[Collected data]
____________________
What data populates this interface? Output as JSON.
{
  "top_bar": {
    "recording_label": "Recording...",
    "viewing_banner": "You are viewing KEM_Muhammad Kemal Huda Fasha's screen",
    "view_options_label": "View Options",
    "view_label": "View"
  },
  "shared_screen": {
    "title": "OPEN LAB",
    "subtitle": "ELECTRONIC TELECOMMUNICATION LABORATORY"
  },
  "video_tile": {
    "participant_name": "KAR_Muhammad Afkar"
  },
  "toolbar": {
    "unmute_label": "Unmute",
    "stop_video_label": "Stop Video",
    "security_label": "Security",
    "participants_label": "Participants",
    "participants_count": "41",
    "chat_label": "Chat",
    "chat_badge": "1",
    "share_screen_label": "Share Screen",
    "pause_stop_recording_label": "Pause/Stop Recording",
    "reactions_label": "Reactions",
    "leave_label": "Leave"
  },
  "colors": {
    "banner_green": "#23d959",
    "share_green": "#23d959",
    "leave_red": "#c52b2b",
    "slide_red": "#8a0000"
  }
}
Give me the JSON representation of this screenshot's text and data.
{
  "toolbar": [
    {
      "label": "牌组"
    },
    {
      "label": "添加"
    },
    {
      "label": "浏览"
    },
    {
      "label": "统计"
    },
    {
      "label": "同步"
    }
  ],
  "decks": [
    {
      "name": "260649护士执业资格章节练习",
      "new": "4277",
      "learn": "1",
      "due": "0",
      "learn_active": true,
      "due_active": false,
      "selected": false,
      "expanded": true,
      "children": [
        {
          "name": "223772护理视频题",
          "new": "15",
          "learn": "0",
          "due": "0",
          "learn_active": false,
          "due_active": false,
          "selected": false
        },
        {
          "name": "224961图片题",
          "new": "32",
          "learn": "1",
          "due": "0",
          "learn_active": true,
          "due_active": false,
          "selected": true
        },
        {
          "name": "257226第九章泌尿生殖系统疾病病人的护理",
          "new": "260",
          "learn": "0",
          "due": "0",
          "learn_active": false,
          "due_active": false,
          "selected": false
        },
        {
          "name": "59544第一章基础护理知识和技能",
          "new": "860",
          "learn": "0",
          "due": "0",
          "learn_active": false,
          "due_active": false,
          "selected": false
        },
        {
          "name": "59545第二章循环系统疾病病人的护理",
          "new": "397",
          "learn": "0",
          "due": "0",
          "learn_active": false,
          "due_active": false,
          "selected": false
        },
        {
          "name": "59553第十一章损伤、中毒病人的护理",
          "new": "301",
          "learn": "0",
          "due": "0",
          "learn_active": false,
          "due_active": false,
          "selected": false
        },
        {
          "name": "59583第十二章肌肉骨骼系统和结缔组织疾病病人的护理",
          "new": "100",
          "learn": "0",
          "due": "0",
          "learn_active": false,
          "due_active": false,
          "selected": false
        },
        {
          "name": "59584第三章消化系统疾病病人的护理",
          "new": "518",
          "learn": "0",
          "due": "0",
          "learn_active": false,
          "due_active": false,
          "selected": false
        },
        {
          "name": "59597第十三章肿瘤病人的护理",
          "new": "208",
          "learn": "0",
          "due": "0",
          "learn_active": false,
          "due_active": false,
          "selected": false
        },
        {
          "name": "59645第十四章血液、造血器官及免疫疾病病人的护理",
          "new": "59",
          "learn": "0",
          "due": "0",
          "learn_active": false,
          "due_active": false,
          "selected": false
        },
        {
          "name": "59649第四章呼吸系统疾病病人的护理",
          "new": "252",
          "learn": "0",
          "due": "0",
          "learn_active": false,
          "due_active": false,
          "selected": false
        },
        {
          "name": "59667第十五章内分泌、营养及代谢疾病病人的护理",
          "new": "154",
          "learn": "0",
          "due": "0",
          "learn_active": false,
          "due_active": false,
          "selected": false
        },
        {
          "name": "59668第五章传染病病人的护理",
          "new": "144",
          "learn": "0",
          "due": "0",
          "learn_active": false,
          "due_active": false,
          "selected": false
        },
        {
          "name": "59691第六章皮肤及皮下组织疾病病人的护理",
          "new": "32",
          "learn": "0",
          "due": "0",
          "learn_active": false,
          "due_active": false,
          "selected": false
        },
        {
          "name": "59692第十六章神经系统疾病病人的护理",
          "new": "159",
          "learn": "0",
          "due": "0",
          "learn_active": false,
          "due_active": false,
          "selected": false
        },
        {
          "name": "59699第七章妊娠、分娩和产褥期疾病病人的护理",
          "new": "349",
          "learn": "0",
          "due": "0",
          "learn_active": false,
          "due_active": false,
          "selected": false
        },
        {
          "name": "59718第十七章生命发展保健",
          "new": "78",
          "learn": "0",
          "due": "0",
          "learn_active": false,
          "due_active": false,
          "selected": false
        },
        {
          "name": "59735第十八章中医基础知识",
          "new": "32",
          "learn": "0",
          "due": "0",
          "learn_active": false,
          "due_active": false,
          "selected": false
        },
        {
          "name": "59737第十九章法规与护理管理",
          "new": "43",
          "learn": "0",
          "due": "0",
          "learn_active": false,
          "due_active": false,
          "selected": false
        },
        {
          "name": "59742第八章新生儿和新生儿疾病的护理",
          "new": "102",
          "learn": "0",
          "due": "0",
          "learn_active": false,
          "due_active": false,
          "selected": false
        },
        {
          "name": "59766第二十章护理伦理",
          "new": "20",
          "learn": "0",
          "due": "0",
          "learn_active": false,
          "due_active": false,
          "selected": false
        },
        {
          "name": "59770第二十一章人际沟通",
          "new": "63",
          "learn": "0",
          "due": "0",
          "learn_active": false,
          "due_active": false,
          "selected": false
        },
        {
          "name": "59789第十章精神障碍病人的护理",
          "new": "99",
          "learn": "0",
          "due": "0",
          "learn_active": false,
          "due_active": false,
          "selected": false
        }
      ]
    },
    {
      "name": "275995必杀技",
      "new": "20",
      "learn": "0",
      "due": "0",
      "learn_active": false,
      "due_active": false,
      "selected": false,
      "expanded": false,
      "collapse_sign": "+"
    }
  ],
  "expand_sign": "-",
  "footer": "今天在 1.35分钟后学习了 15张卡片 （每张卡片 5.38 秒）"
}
____________________
▶ What the exercise asks
Repeat each record exactly, leaving nothing out.

▶ Expected output
What data populates this interface? Output as JSON.
{
  "top_bar": {
    "recording_label": "Recording...",
    "viewing_banner": "You are viewing KEM_Muhammad Kemal Huda Fasha's screen",
    "view_options_label": "View Options",
    "view_label": "View"
  },
  "shared_screen": {
    "title": "OPEN LAB",
    "subtitle": "ELECTRONIC TELECOMMUNICATION LABORATORY"
  },
  "video_tile": {
    "participant_name": "KAR_Muhammad Afkar"
  },
  "toolbar": {
    "unmute_label": "Unmute",
    "stop_video_label": "Stop Video",
    "security_label": "Security",
    "participants_label": "Participants",
    "participants_count": "41",
    "chat_label": "Chat",
    "chat_badge": "1",
    "share_screen_label": "Share Screen",
    "pause_stop_recording_label": "Pause/Stop Recording",
    "reactions_label": "Reactions",
    "leave_label": "Leave"
  },
  "colors": {
    "banner_green": "#23d959",
    "share_green": "#23d959",
    "leave_red": "#c52b2b",
    "slide_red": "#8a0000"
  }
}
Give me the JSON representation of this screenshot's text and data.
{
  "toolbar": [
    {
      "label": "牌组"
    },
    {
      "label": "添加"
    },
    {
      "label": "浏览"
    },
    {
      "label": "统计"
    },
    {
      "label": "同步"
    }
  ],
  "decks": [
    {
      "name": "260649护士执业资格章节练习",
      "new": "4277",
      "learn": "1",
      "due": "0",
      "learn_active": true,
      "due_active": false,
      "selected": false,
      "expanded": true,
      "children": [
        {
          "name": "223772护理视频题",
          "new": "15",
          "learn": "0",
          "due": "0",
          "learn_active": false,
          "due_active": false,
          "selected": false
        },
        {
          "name": "224961图片题",
          "new": "32",
          "learn": "1",
          "due": "0",
          "learn_active": true,
          "due_active": false,
          "selected": true
        },
        {
          "name": "257226第九章泌尿生殖系统疾病病人的护理",
          "new": "260",
          "learn": "0",
          "due": "0",
          "learn_active": false,
          "due_active": false,
          "selected": false
        },
        {
          "name": "59544第一章基础护理知识和技能",
          "new": "860",
          "learn": "0",
          "due": "0",
          "learn_active": false,
          "due_active": false,
          "selected": false
        },
        {
          "name": "59545第二章循环系统疾病病人的护理",
          "new": "397",
          "learn": "0",
          "due": "0",
          "learn_active": false,
          "due_active": false,
          "selected": false
        },
        {
          "name": "59553第十一章损伤、中毒病人的护理",
          "new": "301",
          "learn": "0",
          "due": "0",
          "learn_active": false,
          "due_active": false,
          "selected": false
        },
        {
          "name": "59583第十二章肌肉骨骼系统和结缔组织疾病病人的护理",
          "new": "100",
          "learn": "0",
          "due": "0",
          "learn_active": false,
          "due_active": false,
          "selected": false
        },
        {
          "name": "59584第三章消化系统疾病病人的护理",
          "new": "518",
          "learn": "0",
          "due": "0",
          "learn_active": false,
          "due_active": false,
          "selected": false
        },
        {
          "name": "59597第十三章肿瘤病人的护理",
          "new": "208",
          "learn": "0",
          "due": "0",
          "learn_active": false,
          "due_active": false,
          "selected": false
        },
        {
          "name": "59645第十四章血液、造血器官及免疫疾病病人的护理",
          "new": "59",
          "learn": "0",
          "due": "0",
          "learn_active": false,
          "due_active": false,
          "selected": false
        },
        {
          "name": "59649第四章呼吸系统疾病病人的护理",
          "new": "252",
          "learn": "0",
          "due": "0",
          "learn_active": false,
          "due_active": false,
          "selected": false
        },
        {
          "name": "59667第十五章内分泌、营养及代谢疾病病人的护理",
          "new": "154",
          "learn": "0",
          "due": "0",
          "learn_active": false,
          "due_active": false,
          "selected": false
        },
        {
          "name": "59668第五章传染病病人的护理",
          "new": "144",
          "learn": "0",
          "due": "0",
          "learn_active": false,
          "due_active": false,
          "selected": false
        },
        {
          "name": "59691第六章皮肤及皮下组织疾病病人的护理",
          "new": "32",
          "learn": "0",
          "due": "0",
          "learn_active": false,
          "due_active": false,
          "selected": false
        },
        {
          "name": "59692第十六章神经系统疾病病人的护理",
          "new": "159",
          "learn": "0",
          "due": "0",
          "learn_active": false,
          "due_active": false,
          "selected": false
        },
        {
          "name": "59699第七章妊娠、分娩和产褥期疾病病人的护理",
          "new": "349",
          "learn": "0",
          "due": "0",
          "learn_active": false,
          "due_active": false,
          "selected": false
        },
        {
          "name": "59718第十七章生命发展保健",
          "new": "78",
          "learn": "0",
          "due": "0",
          "learn_active": false,
          "due_active": false,
          "selected": false
        },
        {
          "name": "59735第十八章中医基础知识",
          "new": "32",
          "learn": "0",
          "due": "0",
          "learn_active": false,
          "due_active": false,
          "selected": false
        },
        {
          "name": "59737第十九章法规与护理管理",
          "new": "43",
          "learn": "0",
          "due": "0",
          "learn_active": false,
          "due_active": false,
          "selected": false
        },
        {
          "name": "59742第八章新生儿和新生儿疾病的护理",
          "new": "102",
          "learn": "0",
          "due": "0",
          "learn_active": false,
          "due_active": false,
          "selected": false
        },
        {
          "name": "59766第二十章护理伦理",
          "new": "20",
          "learn": "0",
          "due": "0",
          "learn_active": false,
          "due_active": false,
          "selected": false
        },
        {
          "name": "59770第二十一章人际沟通",
          "new": "63",
          "learn": "0",
          "due": "0",
          "learn_active": false,
          "due_active": false,
          "selected": false
        },
        {
          "name": "59789第十章精神障碍病人的护理",
          "new": "99",
          "learn": "0",
          "due": "0",
          "learn_active": false,
          "due_active": false,
          "selected": false
        }
      ]
    },
    {
      "name": "275995必杀技",
      "new": "20",
      "learn": "0",
      "due": "0",
      "learn_active": false,
      "due_active": false,
      "selected": false,
      "expanded": false,
      "collapse_sign": "+"
    }
  ],
  "expand_sign": "-",
  "footer": "今天在 1.35分钟后学习了 15张卡片 （每张卡片 5.38 秒）"
}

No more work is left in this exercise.